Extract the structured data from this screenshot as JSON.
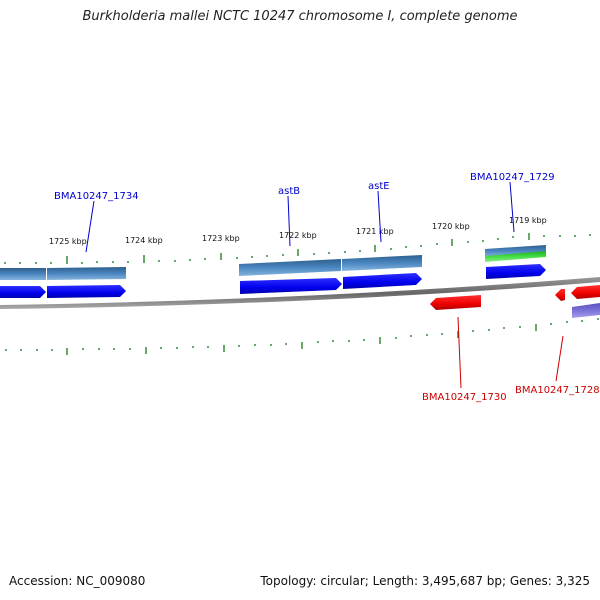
{
  "title": "Burkholderia mallei NCTC 10247 chromosome I, complete genome",
  "footer": {
    "accession": "Accession: NC_009080",
    "topology": "Topology: circular; Length: 3,495,687 bp; Genes: 3,325"
  },
  "colors": {
    "forward_cds": "#0000ee",
    "reverse_cds": "#ee0000",
    "forward_gene": "#4a86c0",
    "reverse_gene": "#7a72d8",
    "rna_green": "#33cc33",
    "backbone": "#777777",
    "ticks": "#1a7a1a",
    "label_forward": "#0000cc",
    "label_reverse": "#cc0000"
  },
  "tick_labels": [
    "1725 kbp",
    "1724 kbp",
    "1723 kbp",
    "1722 kbp",
    "1721 kbp",
    "1720 kbp",
    "1719 kbp"
  ],
  "gene_labels": {
    "bma1734": "BMA10247_1734",
    "astB": "astB",
    "astE": "astE",
    "bma1729": "BMA10247_1729",
    "bma1730": "BMA10247_1730",
    "bma1728": "BMA10247_1728"
  }
}
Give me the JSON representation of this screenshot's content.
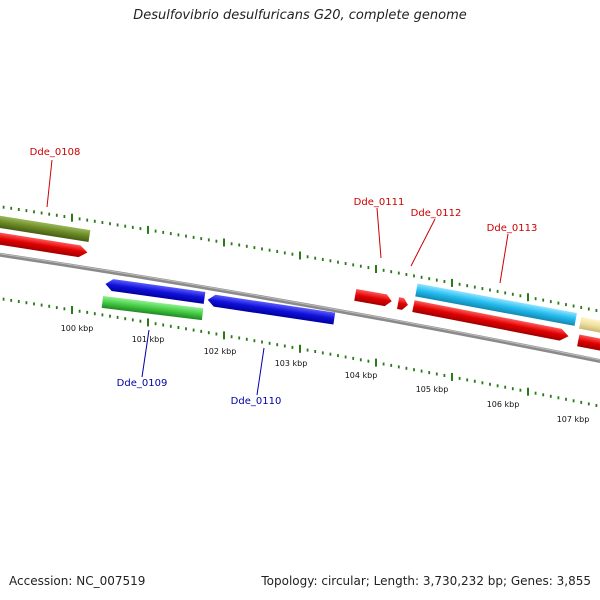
{
  "title": "Desulfovibrio desulfuricans G20, complete genome",
  "footer": {
    "accession": "Accession: NC_007519",
    "stats": "Topology: circular; Length: 3,730,232 bp; Genes: 3,855"
  },
  "colors": {
    "backbone": "#8a8a8a",
    "tick": "#2a7a1a",
    "cds_red": "#e00000",
    "cds_blue": "#1010d8",
    "cds_green": "#44cc44",
    "cds_olive": "#6b8a25",
    "cds_cyan": "#22bbee",
    "cds_khaki": "#eee0a0",
    "label_forward": "#cc0000",
    "label_reverse": "#0000aa"
  },
  "gene_labels": {
    "forward": [
      "Dde_0108",
      "Dde_0111",
      "Dde_0112",
      "Dde_0113"
    ],
    "reverse": [
      "Dde_0109",
      "Dde_0110"
    ]
  },
  "scale_labels": [
    "100 kbp",
    "101 kbp",
    "102 kbp",
    "103 kbp",
    "104 kbp",
    "105 kbp",
    "106 kbp",
    "107 kbp"
  ]
}
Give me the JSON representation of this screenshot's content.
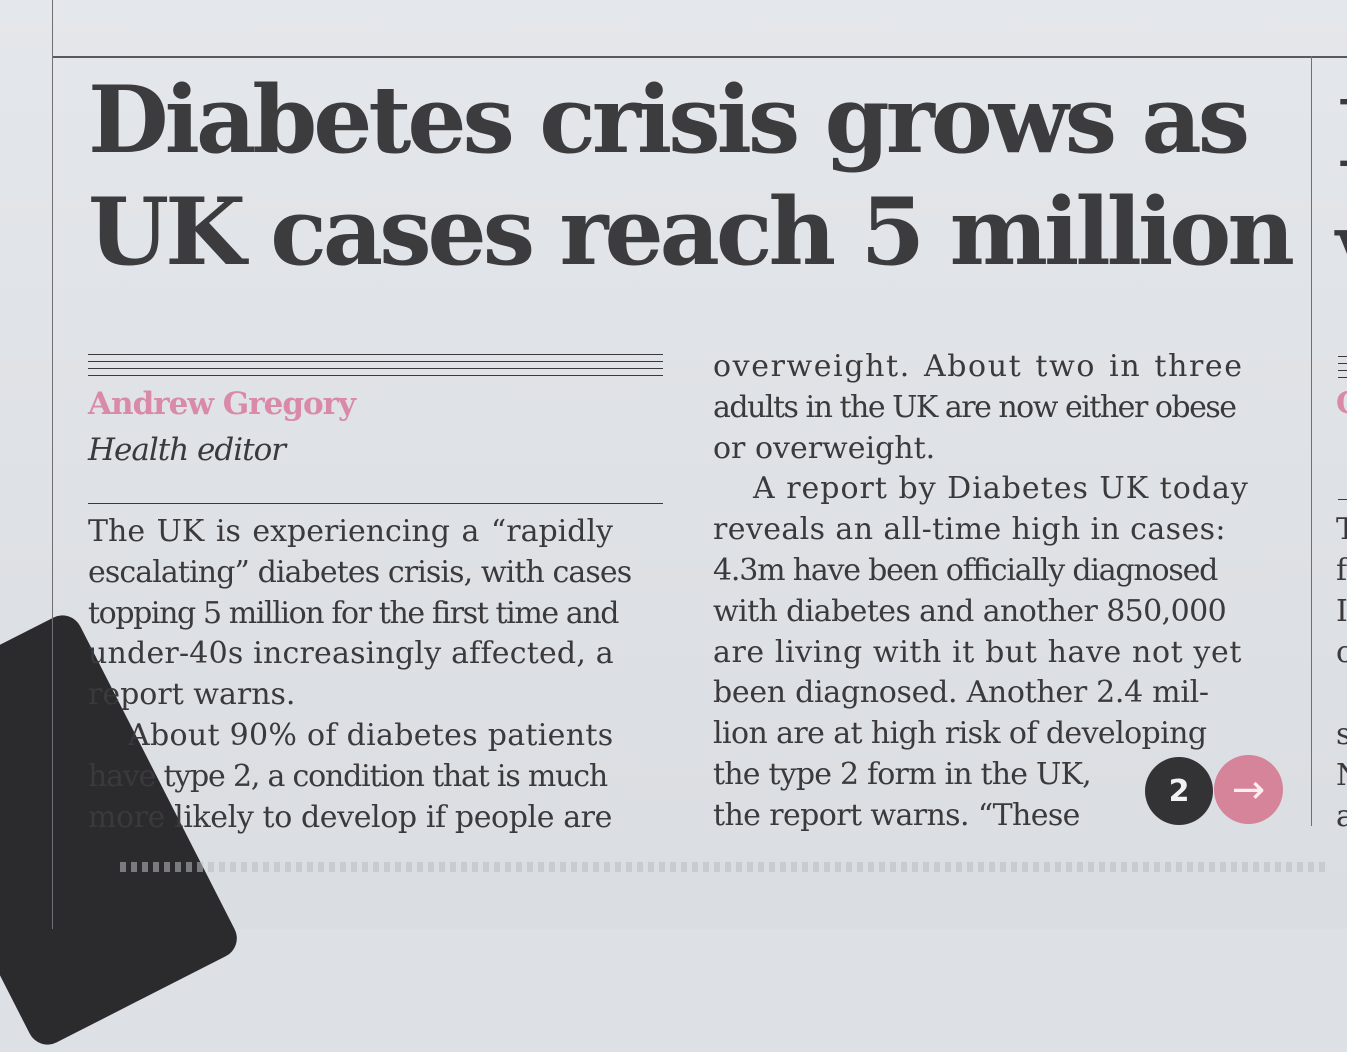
{
  "article": {
    "headline_line1": "Diabetes crisis grows as",
    "headline_line2": "UK cases reach 5 million",
    "author": "Andrew Gregory",
    "role": "Health editor",
    "col1": [
      "The UK is experiencing a “rapidly",
      "escalating” diabetes crisis, with cases",
      "topping 5 million for the first time and",
      "under-40s increasingly affected, a",
      "report warns.",
      "About 90% of diabetes patients",
      "have type 2, a condition that is much",
      "more likely to develop if people are"
    ],
    "col2": [
      "overweight. About two in three",
      "adults in the UK are now either obese",
      "or overweight.",
      "A report by Diabetes UK today",
      "reveals an all-time high in cases:",
      "4.3m have been officially diagnosed",
      "with diabetes and another 850,000",
      "are living with it but have not yet",
      "been diagnosed. Another 2.4 mil-",
      "lion are at high risk of developing",
      "the type 2 form in the UK,",
      "the report warns. “These"
    ],
    "page_badge": "2",
    "next_arrow": "→"
  },
  "next_column_fragments": [
    "I",
    "v",
    "C",
    "T",
    "f",
    "I",
    "c",
    "s",
    "N",
    "a"
  ],
  "colors": {
    "author": "#d98aa6",
    "badge": "#333336",
    "arrow_button": "#d5849a",
    "text": "#3a3a3c"
  }
}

= = = = = = =

» Task description
Return each line of the listing that holds the word "About".

» Response below
      "About 90% of diabetes patients",
      "overweight. About two in three",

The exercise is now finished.